§ **Job**:
Go through the records underneath and write each one out again exactly.

§ **Given entries**:
■ ■ ■

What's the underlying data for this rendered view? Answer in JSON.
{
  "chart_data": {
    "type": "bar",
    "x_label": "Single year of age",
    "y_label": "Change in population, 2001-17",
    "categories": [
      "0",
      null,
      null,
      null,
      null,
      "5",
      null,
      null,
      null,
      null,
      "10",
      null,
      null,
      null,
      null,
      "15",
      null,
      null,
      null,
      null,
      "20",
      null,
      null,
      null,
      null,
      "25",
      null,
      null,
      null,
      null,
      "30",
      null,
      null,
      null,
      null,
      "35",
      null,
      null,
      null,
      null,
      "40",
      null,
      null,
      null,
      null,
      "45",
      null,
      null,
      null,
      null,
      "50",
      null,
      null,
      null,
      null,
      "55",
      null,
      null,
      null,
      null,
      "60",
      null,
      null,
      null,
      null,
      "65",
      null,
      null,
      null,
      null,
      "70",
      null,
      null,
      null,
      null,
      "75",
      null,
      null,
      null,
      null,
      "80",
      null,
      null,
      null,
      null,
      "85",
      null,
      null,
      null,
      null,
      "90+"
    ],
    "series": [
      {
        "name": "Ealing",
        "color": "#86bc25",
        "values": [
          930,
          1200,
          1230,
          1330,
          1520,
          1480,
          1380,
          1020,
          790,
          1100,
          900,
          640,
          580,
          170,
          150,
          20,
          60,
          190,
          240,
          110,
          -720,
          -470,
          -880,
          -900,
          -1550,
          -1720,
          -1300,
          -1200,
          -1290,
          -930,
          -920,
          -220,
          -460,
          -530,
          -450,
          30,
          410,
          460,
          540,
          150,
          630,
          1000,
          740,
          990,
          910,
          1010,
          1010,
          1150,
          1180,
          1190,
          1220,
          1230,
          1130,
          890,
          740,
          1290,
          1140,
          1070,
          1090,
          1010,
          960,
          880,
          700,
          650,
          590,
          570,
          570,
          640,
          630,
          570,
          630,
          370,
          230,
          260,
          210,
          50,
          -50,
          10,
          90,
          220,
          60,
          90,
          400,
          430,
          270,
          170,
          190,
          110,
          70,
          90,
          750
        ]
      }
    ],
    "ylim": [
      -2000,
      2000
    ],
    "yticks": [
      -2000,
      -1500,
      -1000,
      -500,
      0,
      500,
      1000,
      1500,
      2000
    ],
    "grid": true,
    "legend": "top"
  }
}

■ ■ ■

§ **Expected answer**:
What's the underlying data for this rendered view? Answer in JSON.
{
  "chart_data": {
    "type": "bar",
    "x_label": "Single year of age",
    "y_label": "Change in population, 2001-17",
    "categories": [
      "0",
      null,
      null,
      null,
      null,
      "5",
      null,
      null,
      null,
      null,
      "10",
      null,
      null,
      null,
      null,
      "15",
      null,
      null,
      null,
      null,
      "20",
      null,
      null,
      null,
      null,
      "25",
      null,
      null,
      null,
      null,
      "30",
      null,
      null,
      null,
      null,
      "35",
      null,
      null,
      null,
      null,
      "40",
      null,
      null,
      null,
      null,
      "45",
      null,
      null,
      null,
      null,
      "50",
      null,
      null,
      null,
      null,
      "55",
      null,
      null,
      null,
      null,
      "60",
      null,
      null,
      null,
      null,
      "65",
      null,
      null,
      null,
      null,
      "70",
      null,
      null,
      null,
      null,
      "75",
      null,
      null,
      null,
      null,
      "80",
      null,
      null,
      null,
      null,
      "85",
      null,
      null,
      null,
      null,
      "90+"
    ],
    "series": [
      {
        "name": "Ealing",
        "color": "#86bc25",
        "values": [
          930,
          1200,
          1230,
          1330,
          1520,
          1480,
          1380,
          1020,
          790,
          1100,
          900,
          640,
          580,
          170,
          150,
          20,
          60,
          190,
          240,
          110,
          -720,
          -470,
          -880,
          -900,
          -1550,
          -1720,
          -1300,
          -1200,
          -1290,
          -930,
          -920,
          -220,
          -460,
          -530,
          -450,
          30,
          410,
          460,
          540,
          150,
          630,
          1000,
          740,
          990,
          910,
          1010,
          1010,
          1150,
          1180,
          1190,
          1220,
          1230,
          1130,
          890,
          740,
          1290,
          1140,
          1070,
          1090,
          1010,
          960,
          880,
          700,
          650,
          590,
          570,
          570,
          640,
          630,
          570,
          630,
          370,
          230,
          260,
          210,
          50,
          -50,
          10,
          90,
          220,
          60,
          90,
          400,
          430,
          270,
          170,
          190,
          110,
          70,
          90,
          750
        ]
      }
    ],
    "ylim": [
      -2000,
      2000
    ],
    "yticks": [
      -2000,
      -1500,
      -1000,
      -500,
      0,
      500,
      1000,
      1500,
      2000
    ],
    "grid": true,
    "legend": "top"
  }
}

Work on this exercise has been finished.